DATA FOR PROCESSING ▸
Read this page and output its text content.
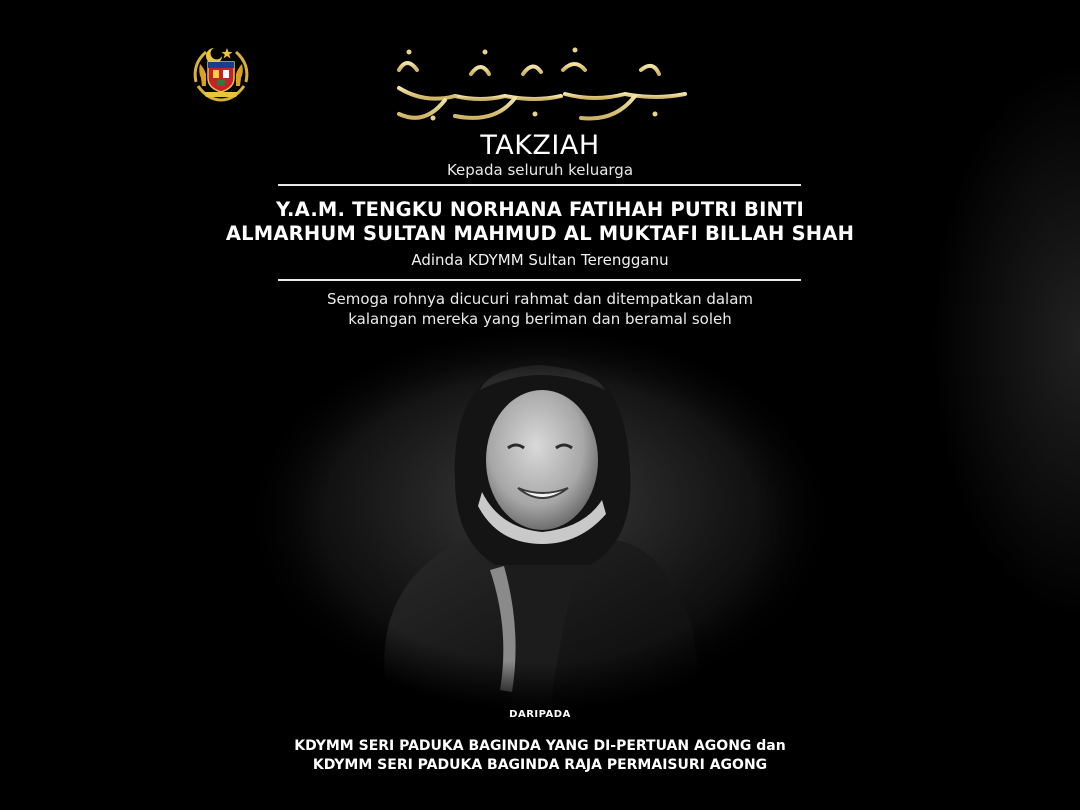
TAKZIAH
Kepada seluruh keluarga
Y.A.M. TENGKU NORHANA FATIHAH PUTRI BINTI
ALMARHUM SULTAN MAHMUD AL MUKTAFI BILLAH SHAH
Adinda KDYMM Sultan Terengganu
Semoga rohnya dicucuri rahmat dan ditempatkan dalam
kalangan mereka yang beriman dan beramal soleh
DARIPADA
KDYMM SERI PADUKA BAGINDA YANG DI-PERTUAN AGONG dan
KDYMM SERI PADUKA BAGINDA RAJA PERMAISURI AGONG
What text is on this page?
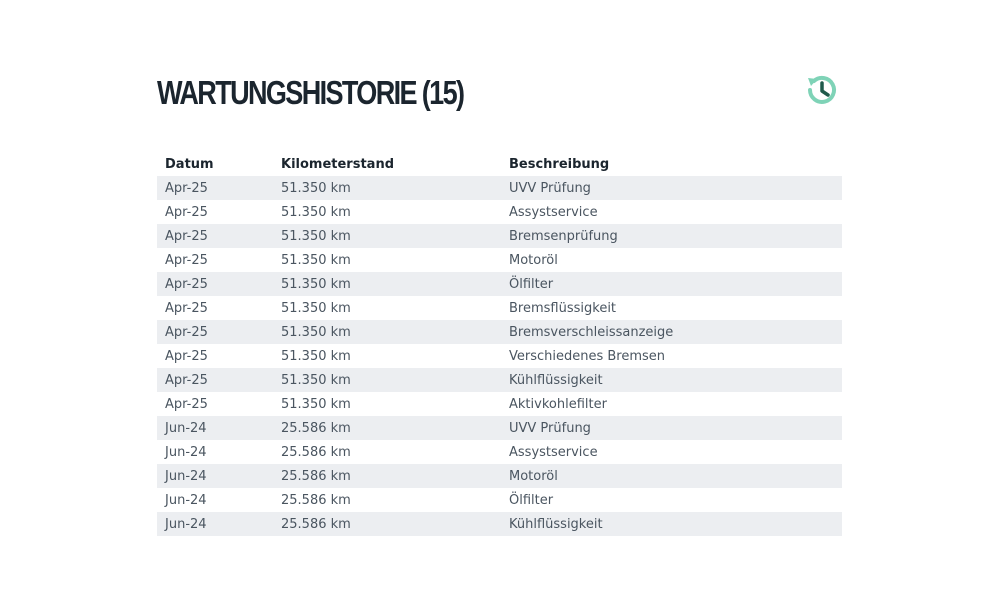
WARTUNGSHISTORIE (15)
Datum	Kilometerstand	Beschreibung
Apr-25	51.350 km	UVV Prüfung
Apr-25	51.350 km	Assystservice
Apr-25	51.350 km	Bremsenprüfung
Apr-25	51.350 km	Motoröl
Apr-25	51.350 km	Ölfilter
Apr-25	51.350 km	Bremsflüssigkeit
Apr-25	51.350 km	Bremsverschleissanzeige
Apr-25	51.350 km	Verschiedenes Bremsen
Apr-25	51.350 km	Kühlflüssigkeit
Apr-25	51.350 km	Aktivkohlefilter
Jun-24	25.586 km	UVV Prüfung
Jun-24	25.586 km	Assystservice
Jun-24	25.586 km	Motoröl
Jun-24	25.586 km	Ölfilter
Jun-24	25.586 km	Kühlflüssigkeit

WHAT THE TASK ASKS ▸ Give back the entries verbatim. Do not include any picture.

THE ANSWER ▸
Read this page and output its text content.
TAKZIAH
Kepada seluruh keluarga
Y.A.M. TENGKU NORHANA FATIHAH PUTRI BINTI
ALMARHUM SULTAN MAHMUD AL MUKTAFI BILLAH SHAH
Adinda KDYMM Sultan Terengganu
Semoga rohnya dicucuri rahmat dan ditempatkan dalam
kalangan mereka yang beriman dan beramal soleh
DARIPADA
KDYMM SERI PADUKA BAGINDA YANG DI-PERTUAN AGONG dan
KDYMM SERI PADUKA BAGINDA RAJA PERMAISURI AGONG
What text is on this page?
WARTUNGSHISTORIE (15)
Datum	Kilometerstand	Beschreibung
Apr-25	51.350 km	UVV Prüfung
Apr-25	51.350 km	Assystservice
Apr-25	51.350 km	Bremsenprüfung
Apr-25	51.350 km	Motoröl
Apr-25	51.350 km	Ölfilter
Apr-25	51.350 km	Bremsflüssigkeit
Apr-25	51.350 km	Bremsverschleissanzeige
Apr-25	51.350 km	Verschiedenes Bremsen
Apr-25	51.350 km	Kühlflüssigkeit
Apr-25	51.350 km	Aktivkohlefilter
Jun-24	25.586 km	UVV Prüfung
Jun-24	25.586 km	Assystservice
Jun-24	25.586 km	Motoröl
Jun-24	25.586 km	Ölfilter
Jun-24	25.586 km	Kühlflüssigkeit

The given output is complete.